## TASK DESCRIPTION:
Check each line of the data below for the word "словом", then extract the ones that have it.

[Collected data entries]
+ + + +
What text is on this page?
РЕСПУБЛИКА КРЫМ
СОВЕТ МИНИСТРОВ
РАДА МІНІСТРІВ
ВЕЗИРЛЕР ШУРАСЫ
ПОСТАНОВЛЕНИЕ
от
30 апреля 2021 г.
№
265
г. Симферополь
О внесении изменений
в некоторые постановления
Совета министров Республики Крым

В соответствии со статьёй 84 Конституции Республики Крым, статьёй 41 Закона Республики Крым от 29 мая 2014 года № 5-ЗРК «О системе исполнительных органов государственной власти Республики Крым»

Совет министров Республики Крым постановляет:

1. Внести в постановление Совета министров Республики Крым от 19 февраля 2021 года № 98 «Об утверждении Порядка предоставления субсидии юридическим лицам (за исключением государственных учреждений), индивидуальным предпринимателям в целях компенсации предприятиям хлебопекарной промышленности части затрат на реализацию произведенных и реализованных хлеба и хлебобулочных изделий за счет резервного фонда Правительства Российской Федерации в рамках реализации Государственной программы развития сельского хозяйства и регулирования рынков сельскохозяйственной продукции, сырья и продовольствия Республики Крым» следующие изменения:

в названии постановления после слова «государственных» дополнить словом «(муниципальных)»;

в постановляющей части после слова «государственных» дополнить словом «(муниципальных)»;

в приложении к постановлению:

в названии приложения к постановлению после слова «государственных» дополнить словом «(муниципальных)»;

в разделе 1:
+ + + +
## WORKED ANSWER:
в названии постановления после слова «государственных» дополнить словом «(муниципальных)»;
в постановляющей части после слова «государственных» дополнить словом «(муниципальных)»;
в названии приложения к постановлению после слова «государственных» дополнить словом «(муниципальных)»;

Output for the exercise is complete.